• Exercise details:
Carry on with the Washington salmon and crab fishing report below, starting right after its last sentence.

But for thousands of anglers, nothing beats the thrill of reeling in a big chinook salmon. Many are doing just that as waves of chinook move south along the Washington coast, then east into Puget Sound, coastal streams and the Columbia River.

“Fishing for both chinook salmon and hatchery coho should improve off the coast right through the month,” said Doug Milward, ocean salmon manager for the Washington Department of Fish and Wildlife (WDFW). “The same is true for Puget Sound and other inside waters.”

Six marine areas of Puget Sound open to salmon fishing July 1, joining other salmon fisheries already in progress. Various westside rivers, including the Bogacheil, Calawah and Nisqually, also open for salmon fishing that day, and Baker Lake in Whatcom County opens for sockeye salmon July 10.

Summer steelhead are another option – notably in Columbia River and many of its tributaries – where 339,200 adult fish are expected to move upriver in the coming weeks. As always, anglers are required to release any wild, unmarked steelhead they intercept in the fishery, which extends from the mouth of the Columbia to the Canadian Border.

Rather catch some crab? All but one marine area in Puget Sound will open for crab fishing July 1. The exception is Marine Area 7, where the crab fishery opens July 15 in the area’s southern portion (San Juan Islands/Bellingham) and Aug. 15 in the northern portion (Gulf of Georgia).

Crab fishing has been hot so far! Opening day we had 18 keepers in one pot out of Potlach state park on Hoods Canal. Also, on 7/4 two boats with five on one and 3 on the other amounted to 8 limits in 1 hour in the South Sound.

The crab fishery in all marine areas of Puget Sound will be open Thursday through Monday of each week. The season will get under way with a one-day opening (July 1), and will be closed July 2-3 before reopening on its regular weekly schedule Thursday, July 4.

Here are the numbers for the 2013 coastal salmon fishery as of July 4, 2013 updated.

ILWACO

June 22-23: 968 anglers caught 715 Chinook for 0.74 fish per rod, and 809 hatchery coho for 0.84 fish per rod and 1.57 total per rod average; and June 24-30: 2,364 anglers caught 683 Chinook (14.1 percent of Chinook quota of 9,900) for 0.29 fish per rod, and 2,607 hatchery coho (9.1 percent of the hatchery coho quota of 37,380) for 1.10 fish per rod and 1.39 total per rod average.

• The data:

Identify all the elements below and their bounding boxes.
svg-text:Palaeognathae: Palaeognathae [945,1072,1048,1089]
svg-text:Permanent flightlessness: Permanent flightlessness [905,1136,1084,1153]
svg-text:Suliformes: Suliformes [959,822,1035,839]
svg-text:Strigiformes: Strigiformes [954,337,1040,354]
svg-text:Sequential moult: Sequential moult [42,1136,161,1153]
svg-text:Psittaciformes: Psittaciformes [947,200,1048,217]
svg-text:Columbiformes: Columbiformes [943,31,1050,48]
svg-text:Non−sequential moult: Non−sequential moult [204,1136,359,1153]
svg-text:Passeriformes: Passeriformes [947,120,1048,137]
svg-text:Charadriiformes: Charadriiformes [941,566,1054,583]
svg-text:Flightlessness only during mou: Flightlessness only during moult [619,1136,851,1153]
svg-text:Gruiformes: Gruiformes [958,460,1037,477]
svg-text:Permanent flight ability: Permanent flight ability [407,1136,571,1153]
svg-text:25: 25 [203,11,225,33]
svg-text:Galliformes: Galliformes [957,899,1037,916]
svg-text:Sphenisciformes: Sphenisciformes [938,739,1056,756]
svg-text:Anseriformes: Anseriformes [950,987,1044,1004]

• Response:
WESTPORT

June 23: 694 anglers caught 215 Chinook for 0.31 fish per rod, and 173 hatchery coho for 0.25 fish per rod and 0.56 total per rod average; and June 24-30: 899 anglers caught 274 Chinook (2.1 percent of Chinook quota of 23,500) for 0.30 fish per rod, and 202 hatchery coho (1.4 percent of the hatchery coho quota of 27,660) for 0.22 fish per rod and 0.53 total per rod average.

LA PUSH

June 29-30: 123 anglers caught 64 Chinook (3.9 percent of Chinook quota of 1,650) for 0.52 fish per rod, and 55 hatchery coho (2.9 percent of the hatchery coho quota of 1,890) for 0.45 fish per rod and 0.99 total per rod average.

NEAH BAY

June 29-30: 887 anglers caught 342 Chinook (7.0 percent of Chinook quota of 4,900) for 0.39 fish per rod, and 218 hatchery coho (2.8 percent of the hatchery coho quota of 7,780) for 0.25 fish per rod and 0.66 total per rod average.

COASTWIDE HATCHERY CHINOOK FISHERY

May 10-11: 629 anglers caught 72 hatchery chinook for 0.11 fish per rod average (0.9 percent of the total catch quota); May 17-18: 347 anglers caught 136 hatchery chinook for 0.18 fish per rod average (1.7 percent of the total catch quota); June 8-9: 762 anglers caught 208 chinook; June 10-16: 3,511 anglers caught 1,272 for 0.36 fish per rod average (20.2 percent of the total catch quota); June 17-23: 2,648 anglers caught 1,082 Chinook for 0.41 fish per rod average (33.7 percent of the total catch quota); June 24-28: 460 anglers caught 101 Chinook for 0.22 fish per rod average (35.0 percent of the total catch quota).

COASTWIDE ALL-SPECIES SALMON FISHERY

June 22-23: 1,662 anglers caught 929 Chinook (2.3 percent of Chinook quota of 40,000) for 0.56 fish per rod, and 982 hatchery coho (1.3 percent of the hatchery coho quota of 74,760) for 0.59 fish per rod and 1.15 total per rod average;

June 24-30: 4,273 anglers caught 1,363 Chinook (5.7 percent of Chinook quota of 40,000) for 0.32 fish per rod, and 3,082 hatchery coho (5.4 percent of the hatchery coho quota of 74,760) for 0.72 fish per rod and 1.05 total per rod average.